Copy every line of the material below word for word.

***** Extracted information

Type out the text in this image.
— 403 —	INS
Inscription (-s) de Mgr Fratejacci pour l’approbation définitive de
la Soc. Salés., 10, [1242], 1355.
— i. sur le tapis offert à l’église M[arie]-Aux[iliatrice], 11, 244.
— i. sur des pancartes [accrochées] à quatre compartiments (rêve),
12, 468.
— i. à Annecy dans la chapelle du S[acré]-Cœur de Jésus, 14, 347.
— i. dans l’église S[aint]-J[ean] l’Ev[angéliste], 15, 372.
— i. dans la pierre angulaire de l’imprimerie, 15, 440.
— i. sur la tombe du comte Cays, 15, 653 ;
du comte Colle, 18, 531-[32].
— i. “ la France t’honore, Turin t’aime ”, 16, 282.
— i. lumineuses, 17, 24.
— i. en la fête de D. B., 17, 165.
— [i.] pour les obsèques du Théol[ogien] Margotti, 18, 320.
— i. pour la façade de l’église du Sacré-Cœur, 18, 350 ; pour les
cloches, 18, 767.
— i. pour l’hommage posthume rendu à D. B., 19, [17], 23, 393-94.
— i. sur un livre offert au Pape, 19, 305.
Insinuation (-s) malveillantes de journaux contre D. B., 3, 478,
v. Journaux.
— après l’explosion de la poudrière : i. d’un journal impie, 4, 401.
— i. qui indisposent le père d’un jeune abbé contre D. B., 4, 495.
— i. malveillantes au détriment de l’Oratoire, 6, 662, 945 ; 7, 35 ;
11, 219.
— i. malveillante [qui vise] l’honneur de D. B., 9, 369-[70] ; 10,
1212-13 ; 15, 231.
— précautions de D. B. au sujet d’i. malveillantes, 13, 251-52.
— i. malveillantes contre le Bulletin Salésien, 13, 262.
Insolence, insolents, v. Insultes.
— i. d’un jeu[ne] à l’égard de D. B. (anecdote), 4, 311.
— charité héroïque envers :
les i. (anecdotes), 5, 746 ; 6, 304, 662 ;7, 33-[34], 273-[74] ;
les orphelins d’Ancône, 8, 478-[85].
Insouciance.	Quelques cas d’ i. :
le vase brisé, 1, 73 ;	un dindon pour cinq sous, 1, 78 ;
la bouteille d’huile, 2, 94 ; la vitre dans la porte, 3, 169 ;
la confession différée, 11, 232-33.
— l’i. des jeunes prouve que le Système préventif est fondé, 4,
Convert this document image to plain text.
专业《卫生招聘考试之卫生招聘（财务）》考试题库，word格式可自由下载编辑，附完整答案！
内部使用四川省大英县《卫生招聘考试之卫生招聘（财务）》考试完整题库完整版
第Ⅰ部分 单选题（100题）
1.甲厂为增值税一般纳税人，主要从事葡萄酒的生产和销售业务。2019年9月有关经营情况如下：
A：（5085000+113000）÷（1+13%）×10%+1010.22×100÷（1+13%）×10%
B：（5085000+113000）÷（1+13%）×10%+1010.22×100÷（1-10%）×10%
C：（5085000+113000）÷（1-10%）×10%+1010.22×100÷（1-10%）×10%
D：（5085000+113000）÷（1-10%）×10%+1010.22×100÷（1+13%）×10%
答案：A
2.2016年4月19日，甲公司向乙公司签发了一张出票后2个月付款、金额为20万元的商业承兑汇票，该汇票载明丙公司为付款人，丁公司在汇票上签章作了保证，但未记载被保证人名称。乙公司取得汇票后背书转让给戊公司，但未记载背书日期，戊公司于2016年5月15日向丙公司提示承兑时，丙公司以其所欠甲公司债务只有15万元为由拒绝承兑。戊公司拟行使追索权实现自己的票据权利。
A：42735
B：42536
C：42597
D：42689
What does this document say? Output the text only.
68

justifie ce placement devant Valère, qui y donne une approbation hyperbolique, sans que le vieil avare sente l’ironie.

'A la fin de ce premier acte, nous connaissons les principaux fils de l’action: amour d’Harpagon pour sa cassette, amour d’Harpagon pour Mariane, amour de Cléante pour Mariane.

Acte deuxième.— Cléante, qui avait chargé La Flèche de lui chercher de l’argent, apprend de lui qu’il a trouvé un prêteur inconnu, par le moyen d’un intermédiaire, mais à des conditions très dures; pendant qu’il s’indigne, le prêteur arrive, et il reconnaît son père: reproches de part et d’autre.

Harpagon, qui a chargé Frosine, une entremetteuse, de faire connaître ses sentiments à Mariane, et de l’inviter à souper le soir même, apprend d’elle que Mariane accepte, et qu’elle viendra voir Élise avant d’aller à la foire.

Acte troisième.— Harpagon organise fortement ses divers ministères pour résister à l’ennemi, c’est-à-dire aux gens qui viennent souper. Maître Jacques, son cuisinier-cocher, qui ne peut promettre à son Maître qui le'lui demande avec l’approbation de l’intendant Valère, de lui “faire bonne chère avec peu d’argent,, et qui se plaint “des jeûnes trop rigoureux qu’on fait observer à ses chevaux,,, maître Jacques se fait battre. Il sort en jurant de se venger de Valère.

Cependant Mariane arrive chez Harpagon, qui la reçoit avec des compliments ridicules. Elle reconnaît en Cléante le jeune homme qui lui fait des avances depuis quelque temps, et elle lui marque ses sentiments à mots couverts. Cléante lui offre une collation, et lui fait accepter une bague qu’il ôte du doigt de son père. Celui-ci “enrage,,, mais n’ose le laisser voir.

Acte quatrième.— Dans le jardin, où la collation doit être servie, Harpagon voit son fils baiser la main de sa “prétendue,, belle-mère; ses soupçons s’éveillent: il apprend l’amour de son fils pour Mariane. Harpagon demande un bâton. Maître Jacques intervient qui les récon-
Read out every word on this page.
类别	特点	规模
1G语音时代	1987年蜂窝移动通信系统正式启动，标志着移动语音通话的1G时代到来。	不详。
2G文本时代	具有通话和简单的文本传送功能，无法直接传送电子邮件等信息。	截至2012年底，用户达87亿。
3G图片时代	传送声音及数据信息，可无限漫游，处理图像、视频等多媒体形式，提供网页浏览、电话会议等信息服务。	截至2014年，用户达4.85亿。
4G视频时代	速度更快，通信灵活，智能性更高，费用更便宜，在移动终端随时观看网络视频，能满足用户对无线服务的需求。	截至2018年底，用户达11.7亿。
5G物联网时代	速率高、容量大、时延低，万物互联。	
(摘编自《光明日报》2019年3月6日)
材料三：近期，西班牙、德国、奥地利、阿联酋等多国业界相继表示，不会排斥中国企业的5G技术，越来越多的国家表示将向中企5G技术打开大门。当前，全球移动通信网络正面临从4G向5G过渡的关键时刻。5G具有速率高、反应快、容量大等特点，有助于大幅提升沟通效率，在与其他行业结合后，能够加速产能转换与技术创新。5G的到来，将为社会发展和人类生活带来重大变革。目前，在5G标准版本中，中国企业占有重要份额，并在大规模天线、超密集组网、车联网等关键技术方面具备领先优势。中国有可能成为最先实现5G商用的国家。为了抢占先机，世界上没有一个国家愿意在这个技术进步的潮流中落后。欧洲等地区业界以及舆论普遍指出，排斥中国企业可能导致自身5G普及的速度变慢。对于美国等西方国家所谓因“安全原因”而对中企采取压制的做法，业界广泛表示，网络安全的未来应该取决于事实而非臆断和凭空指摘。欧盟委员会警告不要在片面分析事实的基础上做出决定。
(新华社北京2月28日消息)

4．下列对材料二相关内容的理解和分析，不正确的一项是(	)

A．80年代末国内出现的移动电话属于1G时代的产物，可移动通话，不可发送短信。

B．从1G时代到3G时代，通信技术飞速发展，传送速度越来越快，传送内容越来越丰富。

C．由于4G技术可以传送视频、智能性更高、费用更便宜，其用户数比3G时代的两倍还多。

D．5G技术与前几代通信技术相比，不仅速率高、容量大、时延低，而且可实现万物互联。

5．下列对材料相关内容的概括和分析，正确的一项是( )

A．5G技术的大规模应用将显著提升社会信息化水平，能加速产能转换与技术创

**********

▶ **Final result**
Type out the text in this image.
— 403 —	INS
Inscription (-s) de Mgr Fratejacci pour l’approbation définitive de
la Soc. Salés., 10, [1242], 1355.
— i. sur le tapis offert à l’église M[arie]-Aux[iliatrice], 11, 244.
— i. sur des pancartes [accrochées] à quatre compartiments (rêve),
12, 468.
— i. à Annecy dans la chapelle du S[acré]-Cœur de Jésus, 14, 347.
— i. dans l’église S[aint]-J[ean] l’Ev[angéliste], 15, 372.
— i. dans la pierre angulaire de l’imprimerie, 15, 440.
— i. sur la tombe du comte Cays, 15, 653 ;
du comte Colle, 18, 531-[32].
— i. “ la France t’honore, Turin t’aime ”, 16, 282.
— i. lumineuses, 17, 24.
— i. en la fête de D. B., 17, 165.
— [i.] pour les obsèques du Théol[ogien] Margotti, 18, 320.
— i. pour la façade de l’église du Sacré-Cœur, 18, 350 ; pour les
cloches, 18, 767.
— i. pour l’hommage posthume rendu à D. B., 19, [17], 23, 393-94.
— i. sur un livre offert au Pape, 19, 305.
Insinuation (-s) malveillantes de journaux contre D. B., 3, 478,
v. Journaux.
— après l’explosion de la poudrière : i. d’un journal impie, 4, 401.
— i. qui indisposent le père d’un jeune abbé contre D. B., 4, 495.
— i. malveillantes au détriment de l’Oratoire, 6, 662, 945 ; 7, 35 ;
11, 219.
— i. malveillante [qui vise] l’honneur de D. B., 9, 369-[70] ; 10,
1212-13 ; 15, 231.
— précautions de D. B. au sujet d’i. malveillantes, 13, 251-52.
— i. malveillantes contre le Bulletin Salésien, 13, 262.
Insolence, insolents, v. Insultes.
— i. d’un jeu[ne] à l’égard de D. B. (anecdote), 4, 311.
— charité héroïque envers :
les i. (anecdotes), 5, 746 ; 6, 304, 662 ;7, 33-[34], 273-[74] ;
les orphelins d’Ancône, 8, 478-[85].
Insouciance.	Quelques cas d’ i. :
le vase brisé, 1, 73 ;	un dindon pour cinq sous, 1, 78 ;
la bouteille d’huile, 2, 94 ; la vitre dans la porte, 3, 169 ;
la confession différée, 11, 232-33.
— l’i. des jeunes prouve que le Système préventif est fondé, 4,
Convert this document image to plain text.
专业《卫生招聘考试之卫生招聘（财务）》考试题库，word格式可自由下载编辑，附完整答案！
内部使用四川省大英县《卫生招聘考试之卫生招聘（财务）》考试完整题库完整版
第Ⅰ部分 单选题（100题）
1.甲厂为增值税一般纳税人，主要从事葡萄酒的生产和销售业务。2019年9月有关经营情况如下：
A：（5085000+113000）÷（1+13%）×10%+1010.22×100÷（1+13%）×10%
B：（5085000+113000）÷（1+13%）×10%+1010.22×100÷（1-10%）×10%
C：（5085000+113000）÷（1-10%）×10%+1010.22×100÷（1-10%）×10%
D：（5085000+113000）÷（1-10%）×10%+1010.22×100÷（1+13%）×10%
答案：A
2.2016年4月19日，甲公司向乙公司签发了一张出票后2个月付款、金额为20万元的商业承兑汇票，该汇票载明丙公司为付款人，丁公司在汇票上签章作了保证，但未记载被保证人名称。乙公司取得汇票后背书转让给戊公司，但未记载背书日期，戊公司于2016年5月15日向丙公司提示承兑时，丙公司以其所欠甲公司债务只有15万元为由拒绝承兑。戊公司拟行使追索权实现自己的票据权利。
A：42735
B：42536
C：42597
D：42689
What does this document say? Output the text only.
68

justifie ce placement devant Valère, qui y donne une approbation hyperbolique, sans que le vieil avare sente l’ironie.

'A la fin de ce premier acte, nous connaissons les principaux fils de l’action: amour d’Harpagon pour sa cassette, amour d’Harpagon pour Mariane, amour de Cléante pour Mariane.

Acte deuxième.— Cléante, qui avait chargé La Flèche de lui chercher de l’argent, apprend de lui qu’il a trouvé un prêteur inconnu, par le moyen d’un intermédiaire, mais à des conditions très dures; pendant qu’il s’indigne, le prêteur arrive, et il reconnaît son père: reproches de part et d’autre.

Harpagon, qui a chargé Frosine, une entremetteuse, de faire connaître ses sentiments à Mariane, et de l’inviter à souper le soir même, apprend d’elle que Mariane accepte, et qu’elle viendra voir Élise avant d’aller à la foire.

Acte troisième.— Harpagon organise fortement ses divers ministères pour résister à l’ennemi, c’est-à-dire aux gens qui viennent souper. Maître Jacques, son cuisinier-cocher, qui ne peut promettre à son Maître qui le'lui demande avec l’approbation de l’intendant Valère, de lui “faire bonne chère avec peu d’argent,, et qui se plaint “des jeûnes trop rigoureux qu’on fait observer à ses chevaux,,, maître Jacques se fait battre. Il sort en jurant de se venger de Valère.

Cependant Mariane arrive chez Harpagon, qui la reçoit avec des compliments ridicules. Elle reconnaît en Cléante le jeune homme qui lui fait des avances depuis quelque temps, et elle lui marque ses sentiments à mots couverts. Cléante lui offre une collation, et lui fait accepter une bague qu’il ôte du doigt de son père. Celui-ci “enrage,,, mais n’ose le laisser voir.

Acte quatrième.— Dans le jardin, où la collation doit être servie, Harpagon voit son fils baiser la main de sa “prétendue,, belle-mère; ses soupçons s’éveillent: il apprend l’amour de son fils pour Mariane. Harpagon demande un bâton. Maître Jacques intervient qui les récon-
Read out every word on this page.
类别	特点	规模
1G语音时代	1987年蜂窝移动通信系统正式启动，标志着移动语音通话的1G时代到来。	不详。
2G文本时代	具有通话和简单的文本传送功能，无法直接传送电子邮件等信息。	截至2012年底，用户达87亿。
3G图片时代	传送声音及数据信息，可无限漫游，处理图像、视频等多媒体形式，提供网页浏览、电话会议等信息服务。	截至2014年，用户达4.85亿。
4G视频时代	速度更快，通信灵活，智能性更高，费用更便宜，在移动终端随时观看网络视频，能满足用户对无线服务的需求。	截至2018年底，用户达11.7亿。
5G物联网时代	速率高、容量大、时延低，万物互联。	
(摘编自《光明日报》2019年3月6日)
材料三：近期，西班牙、德国、奥地利、阿联酋等多国业界相继表示，不会排斥中国企业的5G技术，越来越多的国家表示将向中企5G技术打开大门。当前，全球移动通信网络正面临从4G向5G过渡的关键时刻。5G具有速率高、反应快、容量大等特点，有助于大幅提升沟通效率，在与其他行业结合后，能够加速产能转换与技术创新。5G的到来，将为社会发展和人类生活带来重大变革。目前，在5G标准版本中，中国企业占有重要份额，并在大规模天线、超密集组网、车联网等关键技术方面具备领先优势。中国有可能成为最先实现5G商用的国家。为了抢占先机，世界上没有一个国家愿意在这个技术进步的潮流中落后。欧洲等地区业界以及舆论普遍指出，排斥中国企业可能导致自身5G普及的速度变慢。对于美国等西方国家所谓因“安全原因”而对中企采取压制的做法，业界广泛表示，网络安全的未来应该取决于事实而非臆断和凭空指摘。欧盟委员会警告不要在片面分析事实的基础上做出决定。
(新华社北京2月28日消息)

4．下列对材料二相关内容的理解和分析，不正确的一项是(	)

A．80年代末国内出现的移动电话属于1G时代的产物，可移动通话，不可发送短信。

B．从1G时代到3G时代，通信技术飞速发展，传送速度越来越快，传送内容越来越丰富。

C．由于4G技术可以传送视频、智能性更高、费用更便宜，其用户数比3G时代的两倍还多。

D．5G技术与前几代通信技术相比，不仅速率高、容量大、时延低，而且可实现万物互联。

5．下列对材料相关内容的概括和分析，正确的一项是( )

A．5G技术的大规模应用将显著提升社会信息化水平，能加速产能转换与技术创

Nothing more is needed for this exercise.